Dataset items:
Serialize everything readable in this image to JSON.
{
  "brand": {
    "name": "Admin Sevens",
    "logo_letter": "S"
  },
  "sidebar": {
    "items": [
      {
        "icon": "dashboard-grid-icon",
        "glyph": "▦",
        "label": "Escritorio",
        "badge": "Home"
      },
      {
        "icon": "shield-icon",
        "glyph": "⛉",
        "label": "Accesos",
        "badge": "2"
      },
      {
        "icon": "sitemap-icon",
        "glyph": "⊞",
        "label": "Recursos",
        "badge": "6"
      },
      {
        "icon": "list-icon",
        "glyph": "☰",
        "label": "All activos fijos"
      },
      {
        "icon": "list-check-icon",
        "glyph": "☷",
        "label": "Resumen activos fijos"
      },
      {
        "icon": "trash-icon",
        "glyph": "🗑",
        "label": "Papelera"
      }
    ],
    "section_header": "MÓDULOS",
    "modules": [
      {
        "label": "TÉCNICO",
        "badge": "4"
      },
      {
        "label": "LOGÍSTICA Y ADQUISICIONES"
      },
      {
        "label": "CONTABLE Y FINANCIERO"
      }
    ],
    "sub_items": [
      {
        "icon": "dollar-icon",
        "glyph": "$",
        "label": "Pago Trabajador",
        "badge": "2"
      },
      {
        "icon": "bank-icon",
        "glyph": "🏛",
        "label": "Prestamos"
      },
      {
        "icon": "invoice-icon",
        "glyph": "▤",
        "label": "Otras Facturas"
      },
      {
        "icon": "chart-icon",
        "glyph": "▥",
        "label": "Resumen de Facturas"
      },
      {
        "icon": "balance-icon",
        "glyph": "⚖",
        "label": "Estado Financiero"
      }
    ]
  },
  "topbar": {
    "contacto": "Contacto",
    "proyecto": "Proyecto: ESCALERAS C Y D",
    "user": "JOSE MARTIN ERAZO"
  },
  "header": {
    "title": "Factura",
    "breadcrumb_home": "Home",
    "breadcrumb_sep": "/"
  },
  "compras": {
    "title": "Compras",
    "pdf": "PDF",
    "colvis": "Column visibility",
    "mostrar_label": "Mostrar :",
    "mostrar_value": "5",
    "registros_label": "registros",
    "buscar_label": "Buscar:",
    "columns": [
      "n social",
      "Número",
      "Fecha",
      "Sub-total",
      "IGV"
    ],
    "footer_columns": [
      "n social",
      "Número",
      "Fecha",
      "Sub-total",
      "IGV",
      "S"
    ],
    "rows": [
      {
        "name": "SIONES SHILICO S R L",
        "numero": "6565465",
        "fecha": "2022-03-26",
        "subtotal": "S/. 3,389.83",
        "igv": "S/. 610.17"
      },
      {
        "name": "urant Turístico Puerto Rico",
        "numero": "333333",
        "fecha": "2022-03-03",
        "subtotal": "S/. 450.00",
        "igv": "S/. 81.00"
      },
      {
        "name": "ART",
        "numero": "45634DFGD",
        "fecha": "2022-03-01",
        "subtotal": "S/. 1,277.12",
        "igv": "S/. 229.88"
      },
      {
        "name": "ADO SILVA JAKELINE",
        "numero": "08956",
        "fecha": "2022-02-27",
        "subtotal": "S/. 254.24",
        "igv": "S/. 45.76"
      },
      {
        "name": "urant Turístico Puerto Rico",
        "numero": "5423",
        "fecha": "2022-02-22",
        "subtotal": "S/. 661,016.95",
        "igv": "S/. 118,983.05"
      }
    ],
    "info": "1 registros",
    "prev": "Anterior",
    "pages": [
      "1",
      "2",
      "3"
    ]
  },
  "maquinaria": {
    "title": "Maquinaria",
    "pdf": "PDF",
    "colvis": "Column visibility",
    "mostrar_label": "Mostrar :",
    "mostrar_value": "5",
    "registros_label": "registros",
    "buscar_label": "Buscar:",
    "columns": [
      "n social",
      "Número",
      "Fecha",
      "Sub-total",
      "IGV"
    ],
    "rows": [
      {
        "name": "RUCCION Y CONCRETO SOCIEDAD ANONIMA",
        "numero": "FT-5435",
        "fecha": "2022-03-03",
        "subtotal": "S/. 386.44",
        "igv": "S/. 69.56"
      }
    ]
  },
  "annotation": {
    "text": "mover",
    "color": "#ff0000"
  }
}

=== Instructions for the task ===
Gather up every line in the data above that contains the word "badge", copying each one.

=== Full output ===
        "badge": "Home"
        "badge": "2"
        "badge": "6"
        "badge": "4"
        "badge": "2"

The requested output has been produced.